- [Instructions to follow] Copy all lines below containing "ffffff".
■ ■ ■ ■
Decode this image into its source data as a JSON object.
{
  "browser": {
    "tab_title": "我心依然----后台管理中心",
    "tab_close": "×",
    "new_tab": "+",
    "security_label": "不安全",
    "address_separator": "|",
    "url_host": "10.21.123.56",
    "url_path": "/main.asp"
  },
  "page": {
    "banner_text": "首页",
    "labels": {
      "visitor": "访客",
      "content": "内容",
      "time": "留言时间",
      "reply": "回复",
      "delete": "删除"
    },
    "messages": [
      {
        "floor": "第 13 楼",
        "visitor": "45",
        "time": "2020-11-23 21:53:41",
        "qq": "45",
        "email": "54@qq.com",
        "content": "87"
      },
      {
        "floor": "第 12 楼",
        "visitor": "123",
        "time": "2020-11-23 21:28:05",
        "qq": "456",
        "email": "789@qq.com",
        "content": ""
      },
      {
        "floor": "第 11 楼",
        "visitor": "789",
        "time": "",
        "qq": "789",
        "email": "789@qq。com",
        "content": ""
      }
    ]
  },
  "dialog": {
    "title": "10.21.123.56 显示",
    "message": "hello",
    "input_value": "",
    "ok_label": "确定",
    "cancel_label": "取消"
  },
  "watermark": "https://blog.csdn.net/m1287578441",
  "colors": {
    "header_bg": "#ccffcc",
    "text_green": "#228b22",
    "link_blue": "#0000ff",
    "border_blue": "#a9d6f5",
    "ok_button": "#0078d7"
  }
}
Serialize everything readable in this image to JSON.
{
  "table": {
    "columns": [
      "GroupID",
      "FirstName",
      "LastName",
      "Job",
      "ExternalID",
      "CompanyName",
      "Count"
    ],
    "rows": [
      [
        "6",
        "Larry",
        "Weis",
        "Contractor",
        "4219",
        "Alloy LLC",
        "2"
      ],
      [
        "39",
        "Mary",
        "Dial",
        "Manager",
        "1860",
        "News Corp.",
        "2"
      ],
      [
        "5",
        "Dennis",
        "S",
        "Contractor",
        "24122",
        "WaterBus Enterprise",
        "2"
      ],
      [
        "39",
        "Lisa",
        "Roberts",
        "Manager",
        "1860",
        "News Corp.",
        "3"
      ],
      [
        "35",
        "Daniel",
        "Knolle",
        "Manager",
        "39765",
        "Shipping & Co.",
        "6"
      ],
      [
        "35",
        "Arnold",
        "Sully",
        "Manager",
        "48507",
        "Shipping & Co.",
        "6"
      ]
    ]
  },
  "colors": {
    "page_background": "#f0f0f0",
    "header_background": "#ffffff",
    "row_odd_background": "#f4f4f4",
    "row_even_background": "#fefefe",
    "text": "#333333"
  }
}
■ ■ ■ ■
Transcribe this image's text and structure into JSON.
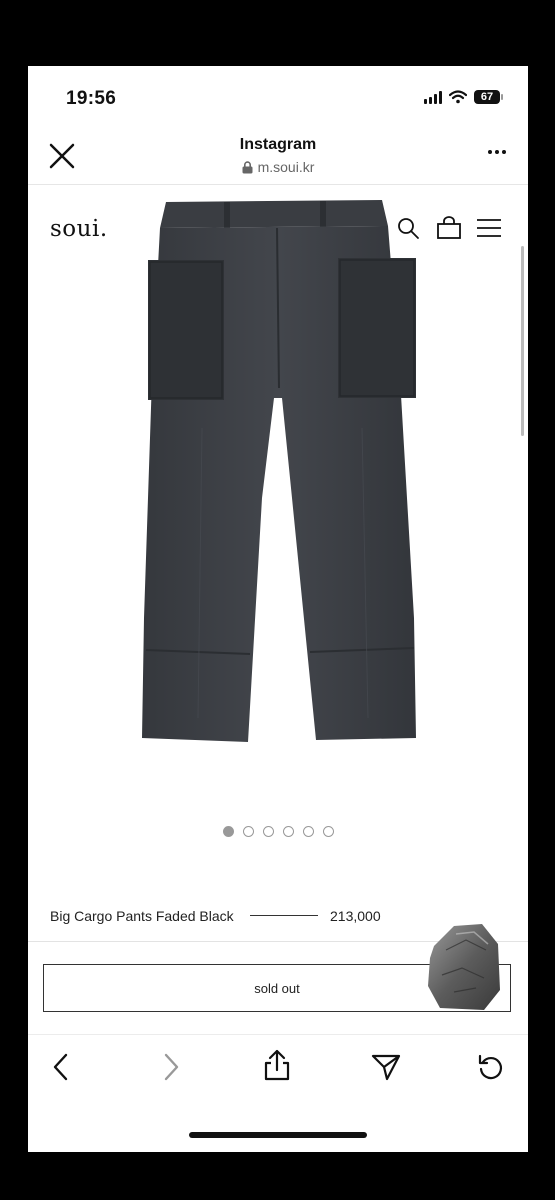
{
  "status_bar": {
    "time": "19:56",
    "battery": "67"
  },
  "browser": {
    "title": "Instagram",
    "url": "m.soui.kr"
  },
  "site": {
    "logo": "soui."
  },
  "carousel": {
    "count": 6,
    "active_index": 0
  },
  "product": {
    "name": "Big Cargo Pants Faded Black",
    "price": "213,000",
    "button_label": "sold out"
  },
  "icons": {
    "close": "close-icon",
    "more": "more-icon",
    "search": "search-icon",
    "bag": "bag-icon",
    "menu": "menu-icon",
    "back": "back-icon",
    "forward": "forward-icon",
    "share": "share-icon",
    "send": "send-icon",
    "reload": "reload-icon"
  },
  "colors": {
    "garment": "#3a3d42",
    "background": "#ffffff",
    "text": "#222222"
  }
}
■ ■ ■ ■
- [Exercise result]
    "header_background": "#ffffff",
    "background": "#ffffff",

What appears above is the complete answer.